## REQUIREMENTS
Find each line with the word "关于我们" and say how many there are, nothing else.

## SOURCE RECORDS
....

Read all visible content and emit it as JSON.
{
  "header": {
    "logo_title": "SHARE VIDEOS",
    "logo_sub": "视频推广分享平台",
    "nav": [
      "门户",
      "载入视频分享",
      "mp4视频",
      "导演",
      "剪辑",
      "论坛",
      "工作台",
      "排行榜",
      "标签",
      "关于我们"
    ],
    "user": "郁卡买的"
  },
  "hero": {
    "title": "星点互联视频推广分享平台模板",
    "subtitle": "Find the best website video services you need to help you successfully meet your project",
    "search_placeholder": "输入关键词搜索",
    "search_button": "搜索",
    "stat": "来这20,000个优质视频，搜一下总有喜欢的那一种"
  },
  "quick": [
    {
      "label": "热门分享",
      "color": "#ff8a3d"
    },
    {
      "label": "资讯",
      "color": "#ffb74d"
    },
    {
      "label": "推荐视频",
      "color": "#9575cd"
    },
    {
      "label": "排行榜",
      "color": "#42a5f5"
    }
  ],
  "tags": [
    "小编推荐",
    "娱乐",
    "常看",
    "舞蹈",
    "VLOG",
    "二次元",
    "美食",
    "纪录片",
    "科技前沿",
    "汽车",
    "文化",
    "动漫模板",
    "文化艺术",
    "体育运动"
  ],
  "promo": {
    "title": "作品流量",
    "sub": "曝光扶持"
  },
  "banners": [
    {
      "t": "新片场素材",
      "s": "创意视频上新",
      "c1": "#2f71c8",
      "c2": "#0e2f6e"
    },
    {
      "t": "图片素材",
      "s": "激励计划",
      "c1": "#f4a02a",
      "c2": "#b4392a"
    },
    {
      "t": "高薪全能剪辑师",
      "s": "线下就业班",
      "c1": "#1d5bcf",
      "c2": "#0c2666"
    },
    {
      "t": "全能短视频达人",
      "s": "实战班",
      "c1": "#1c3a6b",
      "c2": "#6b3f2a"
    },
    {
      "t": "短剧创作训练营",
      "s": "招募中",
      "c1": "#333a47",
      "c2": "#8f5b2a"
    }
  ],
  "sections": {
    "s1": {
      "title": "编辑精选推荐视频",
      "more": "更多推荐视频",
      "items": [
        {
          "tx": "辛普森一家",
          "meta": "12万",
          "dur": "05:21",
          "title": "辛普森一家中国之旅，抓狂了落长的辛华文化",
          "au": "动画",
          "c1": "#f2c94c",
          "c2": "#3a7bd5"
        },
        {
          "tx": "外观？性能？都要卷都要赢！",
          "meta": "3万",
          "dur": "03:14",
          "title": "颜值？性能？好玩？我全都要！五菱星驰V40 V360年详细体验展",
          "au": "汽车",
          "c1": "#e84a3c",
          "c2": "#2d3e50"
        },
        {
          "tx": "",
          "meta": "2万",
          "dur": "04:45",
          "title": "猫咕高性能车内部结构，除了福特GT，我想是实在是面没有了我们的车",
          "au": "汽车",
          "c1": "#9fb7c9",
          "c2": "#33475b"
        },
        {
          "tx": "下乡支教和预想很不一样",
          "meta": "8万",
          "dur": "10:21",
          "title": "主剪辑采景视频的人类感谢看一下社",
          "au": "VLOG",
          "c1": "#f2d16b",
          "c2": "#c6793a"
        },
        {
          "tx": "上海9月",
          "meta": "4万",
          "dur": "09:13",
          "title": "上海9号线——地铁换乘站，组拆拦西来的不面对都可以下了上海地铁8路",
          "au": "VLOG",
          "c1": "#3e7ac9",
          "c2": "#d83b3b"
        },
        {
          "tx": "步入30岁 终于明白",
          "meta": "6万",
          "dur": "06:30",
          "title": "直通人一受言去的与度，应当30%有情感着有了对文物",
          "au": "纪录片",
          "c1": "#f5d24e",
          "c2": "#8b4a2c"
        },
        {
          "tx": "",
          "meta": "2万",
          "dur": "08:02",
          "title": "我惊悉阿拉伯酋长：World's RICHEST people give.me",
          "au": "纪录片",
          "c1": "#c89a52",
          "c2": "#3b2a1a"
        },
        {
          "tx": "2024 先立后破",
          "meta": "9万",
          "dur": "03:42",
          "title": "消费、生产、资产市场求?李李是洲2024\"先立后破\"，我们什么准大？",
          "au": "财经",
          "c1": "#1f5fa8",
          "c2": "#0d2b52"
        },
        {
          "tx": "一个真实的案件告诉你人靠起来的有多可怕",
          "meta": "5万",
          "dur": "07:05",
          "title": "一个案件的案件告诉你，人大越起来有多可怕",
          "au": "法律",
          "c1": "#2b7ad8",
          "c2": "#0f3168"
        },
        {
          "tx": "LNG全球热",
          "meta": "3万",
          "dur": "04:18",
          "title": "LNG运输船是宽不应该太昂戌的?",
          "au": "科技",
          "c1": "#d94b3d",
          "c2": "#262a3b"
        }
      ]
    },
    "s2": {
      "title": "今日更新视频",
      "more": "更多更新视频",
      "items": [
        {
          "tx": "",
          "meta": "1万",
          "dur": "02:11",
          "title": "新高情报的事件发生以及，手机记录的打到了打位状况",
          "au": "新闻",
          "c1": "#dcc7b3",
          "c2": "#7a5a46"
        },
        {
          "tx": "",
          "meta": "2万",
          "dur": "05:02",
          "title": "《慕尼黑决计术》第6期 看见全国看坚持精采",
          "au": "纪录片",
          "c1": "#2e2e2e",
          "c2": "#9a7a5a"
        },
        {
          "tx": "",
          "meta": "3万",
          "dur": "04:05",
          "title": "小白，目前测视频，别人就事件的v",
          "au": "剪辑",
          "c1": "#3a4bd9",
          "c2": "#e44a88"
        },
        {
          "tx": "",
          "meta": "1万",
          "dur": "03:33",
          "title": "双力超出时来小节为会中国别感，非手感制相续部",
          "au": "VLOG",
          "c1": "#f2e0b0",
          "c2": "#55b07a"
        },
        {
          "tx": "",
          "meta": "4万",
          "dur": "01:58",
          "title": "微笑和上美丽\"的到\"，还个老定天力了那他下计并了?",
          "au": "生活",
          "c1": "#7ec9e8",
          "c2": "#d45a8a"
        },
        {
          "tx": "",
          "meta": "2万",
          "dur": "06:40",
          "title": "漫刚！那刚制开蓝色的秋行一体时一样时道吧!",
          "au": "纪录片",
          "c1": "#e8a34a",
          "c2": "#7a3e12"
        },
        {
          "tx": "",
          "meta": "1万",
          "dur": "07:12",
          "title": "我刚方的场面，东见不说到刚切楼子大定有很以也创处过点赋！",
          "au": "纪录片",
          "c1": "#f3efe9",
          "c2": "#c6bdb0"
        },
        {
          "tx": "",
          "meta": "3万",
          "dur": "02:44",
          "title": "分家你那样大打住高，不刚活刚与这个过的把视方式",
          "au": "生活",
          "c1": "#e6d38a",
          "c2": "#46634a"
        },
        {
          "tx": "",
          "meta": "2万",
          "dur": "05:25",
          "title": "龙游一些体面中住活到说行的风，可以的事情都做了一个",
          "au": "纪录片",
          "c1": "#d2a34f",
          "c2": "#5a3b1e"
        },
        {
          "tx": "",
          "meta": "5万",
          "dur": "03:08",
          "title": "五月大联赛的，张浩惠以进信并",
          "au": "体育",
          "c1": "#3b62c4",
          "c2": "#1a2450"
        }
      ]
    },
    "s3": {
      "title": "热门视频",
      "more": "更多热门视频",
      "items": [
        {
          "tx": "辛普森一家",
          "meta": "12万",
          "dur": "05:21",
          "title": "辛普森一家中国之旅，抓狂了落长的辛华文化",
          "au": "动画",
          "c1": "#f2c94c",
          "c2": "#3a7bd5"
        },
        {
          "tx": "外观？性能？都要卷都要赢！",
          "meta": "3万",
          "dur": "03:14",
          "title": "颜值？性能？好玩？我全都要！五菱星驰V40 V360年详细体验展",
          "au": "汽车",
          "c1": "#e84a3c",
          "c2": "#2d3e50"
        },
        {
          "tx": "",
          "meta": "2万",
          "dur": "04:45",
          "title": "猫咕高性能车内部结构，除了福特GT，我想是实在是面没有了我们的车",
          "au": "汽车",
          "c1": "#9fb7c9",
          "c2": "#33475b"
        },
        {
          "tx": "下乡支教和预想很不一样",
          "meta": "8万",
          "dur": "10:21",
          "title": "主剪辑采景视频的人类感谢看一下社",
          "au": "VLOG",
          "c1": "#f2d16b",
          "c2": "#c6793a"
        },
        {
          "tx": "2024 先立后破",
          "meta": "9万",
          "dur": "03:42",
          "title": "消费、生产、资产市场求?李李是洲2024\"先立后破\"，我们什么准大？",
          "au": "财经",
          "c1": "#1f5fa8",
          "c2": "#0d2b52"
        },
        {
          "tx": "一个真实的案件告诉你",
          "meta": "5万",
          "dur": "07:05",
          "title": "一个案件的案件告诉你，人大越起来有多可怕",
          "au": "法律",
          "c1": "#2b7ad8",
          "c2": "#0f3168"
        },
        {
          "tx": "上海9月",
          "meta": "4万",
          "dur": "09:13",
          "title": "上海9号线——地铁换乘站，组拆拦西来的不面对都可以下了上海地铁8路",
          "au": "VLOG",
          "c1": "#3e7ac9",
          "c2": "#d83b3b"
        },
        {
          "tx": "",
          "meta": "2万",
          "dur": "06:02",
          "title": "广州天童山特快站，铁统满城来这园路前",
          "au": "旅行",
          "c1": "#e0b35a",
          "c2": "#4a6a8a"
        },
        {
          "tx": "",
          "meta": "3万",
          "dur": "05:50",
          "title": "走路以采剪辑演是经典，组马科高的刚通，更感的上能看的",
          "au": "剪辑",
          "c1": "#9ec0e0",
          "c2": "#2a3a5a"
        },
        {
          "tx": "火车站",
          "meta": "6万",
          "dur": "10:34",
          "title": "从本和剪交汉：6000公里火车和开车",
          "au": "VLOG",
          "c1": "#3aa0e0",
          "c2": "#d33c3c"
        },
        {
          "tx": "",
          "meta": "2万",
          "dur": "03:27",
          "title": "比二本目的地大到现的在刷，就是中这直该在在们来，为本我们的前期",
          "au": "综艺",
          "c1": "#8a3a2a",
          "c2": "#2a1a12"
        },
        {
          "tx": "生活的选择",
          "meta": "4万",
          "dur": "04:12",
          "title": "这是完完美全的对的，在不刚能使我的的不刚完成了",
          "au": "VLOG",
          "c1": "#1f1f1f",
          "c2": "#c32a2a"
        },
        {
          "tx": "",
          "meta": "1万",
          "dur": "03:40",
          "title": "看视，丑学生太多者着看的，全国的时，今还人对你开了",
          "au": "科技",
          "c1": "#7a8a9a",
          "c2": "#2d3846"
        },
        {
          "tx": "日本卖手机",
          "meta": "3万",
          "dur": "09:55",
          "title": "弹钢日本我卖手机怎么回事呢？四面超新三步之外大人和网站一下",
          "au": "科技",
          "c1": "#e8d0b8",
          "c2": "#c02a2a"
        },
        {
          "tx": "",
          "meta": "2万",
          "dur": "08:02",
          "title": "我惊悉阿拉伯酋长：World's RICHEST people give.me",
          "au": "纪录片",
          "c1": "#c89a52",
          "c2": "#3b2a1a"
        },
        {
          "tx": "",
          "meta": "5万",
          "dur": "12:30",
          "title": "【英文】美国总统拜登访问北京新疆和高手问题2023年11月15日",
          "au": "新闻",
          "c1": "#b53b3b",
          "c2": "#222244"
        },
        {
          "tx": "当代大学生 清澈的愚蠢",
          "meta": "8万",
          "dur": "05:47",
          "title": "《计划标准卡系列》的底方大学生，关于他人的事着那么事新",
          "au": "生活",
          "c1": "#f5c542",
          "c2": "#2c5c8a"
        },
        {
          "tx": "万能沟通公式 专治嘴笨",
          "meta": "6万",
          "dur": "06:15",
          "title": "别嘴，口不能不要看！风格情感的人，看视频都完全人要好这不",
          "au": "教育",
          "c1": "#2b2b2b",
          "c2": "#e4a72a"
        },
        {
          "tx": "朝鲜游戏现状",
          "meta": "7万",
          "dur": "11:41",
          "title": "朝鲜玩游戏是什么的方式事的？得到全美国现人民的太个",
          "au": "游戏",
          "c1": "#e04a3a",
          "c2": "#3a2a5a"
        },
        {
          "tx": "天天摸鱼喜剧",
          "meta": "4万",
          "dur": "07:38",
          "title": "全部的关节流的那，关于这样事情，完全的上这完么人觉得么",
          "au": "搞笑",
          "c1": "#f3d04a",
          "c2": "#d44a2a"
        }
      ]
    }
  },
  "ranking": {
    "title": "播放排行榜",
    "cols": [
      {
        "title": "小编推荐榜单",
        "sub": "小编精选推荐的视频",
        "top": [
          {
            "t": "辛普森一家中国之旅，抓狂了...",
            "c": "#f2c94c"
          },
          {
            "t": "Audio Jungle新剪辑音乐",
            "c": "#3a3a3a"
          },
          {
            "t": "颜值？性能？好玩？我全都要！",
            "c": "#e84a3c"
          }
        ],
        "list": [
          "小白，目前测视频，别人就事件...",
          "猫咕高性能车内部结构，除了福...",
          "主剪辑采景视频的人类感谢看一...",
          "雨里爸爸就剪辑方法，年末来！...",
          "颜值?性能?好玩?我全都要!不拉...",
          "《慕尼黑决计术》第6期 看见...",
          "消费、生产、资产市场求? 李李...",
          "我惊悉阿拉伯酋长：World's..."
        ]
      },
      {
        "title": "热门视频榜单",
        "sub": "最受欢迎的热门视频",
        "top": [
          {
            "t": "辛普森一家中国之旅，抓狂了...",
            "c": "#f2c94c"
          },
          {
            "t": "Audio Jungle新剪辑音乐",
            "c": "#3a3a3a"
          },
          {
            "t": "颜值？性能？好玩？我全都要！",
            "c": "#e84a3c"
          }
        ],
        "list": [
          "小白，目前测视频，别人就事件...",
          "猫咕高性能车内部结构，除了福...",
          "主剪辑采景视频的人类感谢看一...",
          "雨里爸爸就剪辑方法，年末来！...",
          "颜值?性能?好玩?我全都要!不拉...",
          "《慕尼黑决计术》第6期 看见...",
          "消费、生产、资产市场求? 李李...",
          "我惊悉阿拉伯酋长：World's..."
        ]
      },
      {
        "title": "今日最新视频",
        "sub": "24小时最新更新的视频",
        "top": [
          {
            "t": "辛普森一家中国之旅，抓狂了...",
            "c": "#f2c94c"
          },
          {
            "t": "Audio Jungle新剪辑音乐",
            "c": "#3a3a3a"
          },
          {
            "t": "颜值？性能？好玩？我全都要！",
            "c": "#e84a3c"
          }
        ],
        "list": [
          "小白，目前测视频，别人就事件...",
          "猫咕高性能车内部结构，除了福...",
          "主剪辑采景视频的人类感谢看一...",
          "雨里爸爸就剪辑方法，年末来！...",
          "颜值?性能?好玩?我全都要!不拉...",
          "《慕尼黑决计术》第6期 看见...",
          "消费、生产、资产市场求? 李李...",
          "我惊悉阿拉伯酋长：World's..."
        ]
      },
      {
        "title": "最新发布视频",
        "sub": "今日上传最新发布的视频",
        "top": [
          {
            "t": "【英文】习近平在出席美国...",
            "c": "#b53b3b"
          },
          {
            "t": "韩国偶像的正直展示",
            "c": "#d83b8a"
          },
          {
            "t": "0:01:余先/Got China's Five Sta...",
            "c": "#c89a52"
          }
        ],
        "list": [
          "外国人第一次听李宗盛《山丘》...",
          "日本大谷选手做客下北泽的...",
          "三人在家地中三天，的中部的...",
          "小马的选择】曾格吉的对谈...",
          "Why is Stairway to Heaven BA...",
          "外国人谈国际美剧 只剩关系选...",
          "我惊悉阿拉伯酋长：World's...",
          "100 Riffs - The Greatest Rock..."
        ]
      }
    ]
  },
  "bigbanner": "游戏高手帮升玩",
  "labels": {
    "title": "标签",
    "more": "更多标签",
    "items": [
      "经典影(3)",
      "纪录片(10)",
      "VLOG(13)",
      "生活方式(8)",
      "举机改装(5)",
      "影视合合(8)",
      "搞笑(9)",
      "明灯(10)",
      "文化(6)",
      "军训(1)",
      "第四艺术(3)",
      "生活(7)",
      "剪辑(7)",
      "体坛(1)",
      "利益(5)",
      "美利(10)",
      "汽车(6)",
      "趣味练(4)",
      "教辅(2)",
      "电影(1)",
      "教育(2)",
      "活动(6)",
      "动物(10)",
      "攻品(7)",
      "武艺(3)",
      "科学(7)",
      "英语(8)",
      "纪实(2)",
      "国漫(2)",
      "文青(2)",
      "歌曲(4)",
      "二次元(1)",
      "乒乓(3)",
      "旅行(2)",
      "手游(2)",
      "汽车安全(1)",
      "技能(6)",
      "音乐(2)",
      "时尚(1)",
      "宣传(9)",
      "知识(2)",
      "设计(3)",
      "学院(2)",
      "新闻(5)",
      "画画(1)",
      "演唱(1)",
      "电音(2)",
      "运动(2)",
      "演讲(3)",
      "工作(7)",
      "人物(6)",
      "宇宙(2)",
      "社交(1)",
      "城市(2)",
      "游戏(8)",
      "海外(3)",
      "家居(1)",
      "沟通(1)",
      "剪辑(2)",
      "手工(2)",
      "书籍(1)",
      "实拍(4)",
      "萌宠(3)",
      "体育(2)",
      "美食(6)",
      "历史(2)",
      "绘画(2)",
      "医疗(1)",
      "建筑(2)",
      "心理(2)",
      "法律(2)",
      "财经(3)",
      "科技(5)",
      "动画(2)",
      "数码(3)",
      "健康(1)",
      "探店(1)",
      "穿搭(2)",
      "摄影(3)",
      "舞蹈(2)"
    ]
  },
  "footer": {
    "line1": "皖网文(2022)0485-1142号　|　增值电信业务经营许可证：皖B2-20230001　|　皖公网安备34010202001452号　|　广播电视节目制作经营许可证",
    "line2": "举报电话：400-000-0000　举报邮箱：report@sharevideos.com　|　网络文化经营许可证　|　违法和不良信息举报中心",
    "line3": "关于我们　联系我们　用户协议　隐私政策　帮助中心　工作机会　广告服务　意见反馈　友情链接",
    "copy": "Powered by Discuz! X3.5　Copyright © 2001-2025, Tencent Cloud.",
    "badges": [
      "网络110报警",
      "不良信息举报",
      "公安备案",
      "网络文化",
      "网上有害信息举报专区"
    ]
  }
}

....

## IN RESPONSE
2